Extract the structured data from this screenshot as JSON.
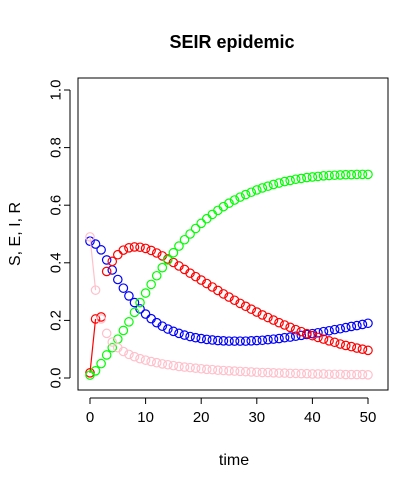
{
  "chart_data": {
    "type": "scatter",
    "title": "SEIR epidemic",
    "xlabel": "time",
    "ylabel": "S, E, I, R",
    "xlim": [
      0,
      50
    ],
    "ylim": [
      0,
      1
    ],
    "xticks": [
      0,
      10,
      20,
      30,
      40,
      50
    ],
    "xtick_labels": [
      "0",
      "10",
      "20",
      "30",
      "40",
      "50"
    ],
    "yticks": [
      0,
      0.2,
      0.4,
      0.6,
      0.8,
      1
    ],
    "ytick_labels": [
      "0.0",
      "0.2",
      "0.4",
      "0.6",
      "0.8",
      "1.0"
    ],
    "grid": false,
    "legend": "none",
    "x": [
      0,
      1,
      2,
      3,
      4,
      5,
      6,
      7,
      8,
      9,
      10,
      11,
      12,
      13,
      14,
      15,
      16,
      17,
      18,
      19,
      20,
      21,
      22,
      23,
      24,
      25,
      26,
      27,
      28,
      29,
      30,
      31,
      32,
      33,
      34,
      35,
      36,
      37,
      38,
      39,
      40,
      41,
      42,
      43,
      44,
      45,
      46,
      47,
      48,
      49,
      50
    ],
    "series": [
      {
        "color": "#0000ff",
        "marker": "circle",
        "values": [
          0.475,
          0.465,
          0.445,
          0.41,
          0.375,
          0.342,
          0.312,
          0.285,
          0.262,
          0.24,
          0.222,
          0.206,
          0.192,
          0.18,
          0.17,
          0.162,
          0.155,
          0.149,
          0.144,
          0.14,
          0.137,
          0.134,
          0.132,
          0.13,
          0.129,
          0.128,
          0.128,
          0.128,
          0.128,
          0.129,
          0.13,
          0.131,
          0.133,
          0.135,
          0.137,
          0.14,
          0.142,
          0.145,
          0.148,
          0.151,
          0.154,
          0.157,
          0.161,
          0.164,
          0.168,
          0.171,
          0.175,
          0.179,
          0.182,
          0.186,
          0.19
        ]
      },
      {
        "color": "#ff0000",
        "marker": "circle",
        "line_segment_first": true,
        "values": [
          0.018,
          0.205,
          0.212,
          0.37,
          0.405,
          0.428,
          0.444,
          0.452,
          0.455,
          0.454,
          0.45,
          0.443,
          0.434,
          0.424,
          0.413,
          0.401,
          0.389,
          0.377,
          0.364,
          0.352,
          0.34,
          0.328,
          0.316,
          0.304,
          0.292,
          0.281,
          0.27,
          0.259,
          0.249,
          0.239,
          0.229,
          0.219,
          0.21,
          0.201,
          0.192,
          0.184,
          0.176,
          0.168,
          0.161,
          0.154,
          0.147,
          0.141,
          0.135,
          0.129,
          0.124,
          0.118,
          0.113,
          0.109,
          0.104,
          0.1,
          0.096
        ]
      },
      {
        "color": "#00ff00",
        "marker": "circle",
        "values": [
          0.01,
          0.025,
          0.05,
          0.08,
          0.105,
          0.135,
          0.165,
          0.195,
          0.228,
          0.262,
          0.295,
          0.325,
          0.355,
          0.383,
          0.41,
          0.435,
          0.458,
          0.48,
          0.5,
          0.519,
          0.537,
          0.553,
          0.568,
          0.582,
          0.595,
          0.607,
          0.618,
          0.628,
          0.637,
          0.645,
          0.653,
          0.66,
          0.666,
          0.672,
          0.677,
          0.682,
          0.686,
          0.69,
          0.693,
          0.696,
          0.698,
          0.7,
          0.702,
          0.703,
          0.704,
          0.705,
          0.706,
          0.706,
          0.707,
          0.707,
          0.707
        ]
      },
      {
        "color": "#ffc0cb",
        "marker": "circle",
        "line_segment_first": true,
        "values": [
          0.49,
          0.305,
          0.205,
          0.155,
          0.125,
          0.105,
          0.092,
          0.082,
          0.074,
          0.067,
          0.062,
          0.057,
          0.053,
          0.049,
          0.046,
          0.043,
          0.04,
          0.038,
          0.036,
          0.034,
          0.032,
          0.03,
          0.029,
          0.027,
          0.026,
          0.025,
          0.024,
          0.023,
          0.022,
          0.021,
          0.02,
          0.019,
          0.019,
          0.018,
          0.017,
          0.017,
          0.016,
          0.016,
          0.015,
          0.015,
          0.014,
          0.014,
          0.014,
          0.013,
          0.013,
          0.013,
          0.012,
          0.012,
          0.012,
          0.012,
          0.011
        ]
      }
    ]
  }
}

REQUEST -> Pictures in the records above are not copied; print everything else exactly.

THE REPLY ->
Extract the structured data from this screenshot as JSON.
{
  "chart_data": {
    "type": "scatter",
    "title": "SEIR epidemic",
    "xlabel": "time",
    "ylabel": "S, E, I, R",
    "xlim": [
      0,
      50
    ],
    "ylim": [
      0,
      1
    ],
    "xticks": [
      0,
      10,
      20,
      30,
      40,
      50
    ],
    "xtick_labels": [
      "0",
      "10",
      "20",
      "30",
      "40",
      "50"
    ],
    "yticks": [
      0,
      0.2,
      0.4,
      0.6,
      0.8,
      1
    ],
    "ytick_labels": [
      "0.0",
      "0.2",
      "0.4",
      "0.6",
      "0.8",
      "1.0"
    ],
    "grid": false,
    "legend": "none",
    "x": [
      0,
      1,
      2,
      3,
      4,
      5,
      6,
      7,
      8,
      9,
      10,
      11,
      12,
      13,
      14,
      15,
      16,
      17,
      18,
      19,
      20,
      21,
      22,
      23,
      24,
      25,
      26,
      27,
      28,
      29,
      30,
      31,
      32,
      33,
      34,
      35,
      36,
      37,
      38,
      39,
      40,
      41,
      42,
      43,
      44,
      45,
      46,
      47,
      48,
      49,
      50
    ],
    "series": [
      {
        "color": "#0000ff",
        "marker": "circle",
        "values": [
          0.475,
          0.465,
          0.445,
          0.41,
          0.375,
          0.342,
          0.312,
          0.285,
          0.262,
          0.24,
          0.222,
          0.206,
          0.192,
          0.18,
          0.17,
          0.162,
          0.155,
          0.149,
          0.144,
          0.14,
          0.137,
          0.134,
          0.132,
          0.13,
          0.129,
          0.128,
          0.128,
          0.128,
          0.128,
          0.129,
          0.13,
          0.131,
          0.133,
          0.135,
          0.137,
          0.14,
          0.142,
          0.145,
          0.148,
          0.151,
          0.154,
          0.157,
          0.161,
          0.164,
          0.168,
          0.171,
          0.175,
          0.179,
          0.182,
          0.186,
          0.19
        ]
      },
      {
        "color": "#ff0000",
        "marker": "circle",
        "line_segment_first": true,
        "values": [
          0.018,
          0.205,
          0.212,
          0.37,
          0.405,
          0.428,
          0.444,
          0.452,
          0.455,
          0.454,
          0.45,
          0.443,
          0.434,
          0.424,
          0.413,
          0.401,
          0.389,
          0.377,
          0.364,
          0.352,
          0.34,
          0.328,
          0.316,
          0.304,
          0.292,
          0.281,
          0.27,
          0.259,
          0.249,
          0.239,
          0.229,
          0.219,
          0.21,
          0.201,
          0.192,
          0.184,
          0.176,
          0.168,
          0.161,
          0.154,
          0.147,
          0.141,
          0.135,
          0.129,
          0.124,
          0.118,
          0.113,
          0.109,
          0.104,
          0.1,
          0.096
        ]
      },
      {
        "color": "#00ff00",
        "marker": "circle",
        "values": [
          0.01,
          0.025,
          0.05,
          0.08,
          0.105,
          0.135,
          0.165,
          0.195,
          0.228,
          0.262,
          0.295,
          0.325,
          0.355,
          0.383,
          0.41,
          0.435,
          0.458,
          0.48,
          0.5,
          0.519,
          0.537,
          0.553,
          0.568,
          0.582,
          0.595,
          0.607,
          0.618,
          0.628,
          0.637,
          0.645,
          0.653,
          0.66,
          0.666,
          0.672,
          0.677,
          0.682,
          0.686,
          0.69,
          0.693,
          0.696,
          0.698,
          0.7,
          0.702,
          0.703,
          0.704,
          0.705,
          0.706,
          0.706,
          0.707,
          0.707,
          0.707
        ]
      },
      {
        "color": "#ffc0cb",
        "marker": "circle",
        "line_segment_first": true,
        "values": [
          0.49,
          0.305,
          0.205,
          0.155,
          0.125,
          0.105,
          0.092,
          0.082,
          0.074,
          0.067,
          0.062,
          0.057,
          0.053,
          0.049,
          0.046,
          0.043,
          0.04,
          0.038,
          0.036,
          0.034,
          0.032,
          0.03,
          0.029,
          0.027,
          0.026,
          0.025,
          0.024,
          0.023,
          0.022,
          0.021,
          0.02,
          0.019,
          0.019,
          0.018,
          0.017,
          0.017,
          0.016,
          0.016,
          0.015,
          0.015,
          0.014,
          0.014,
          0.014,
          0.013,
          0.013,
          0.013,
          0.012,
          0.012,
          0.012,
          0.012,
          0.011
        ]
      }
    ]
  }
}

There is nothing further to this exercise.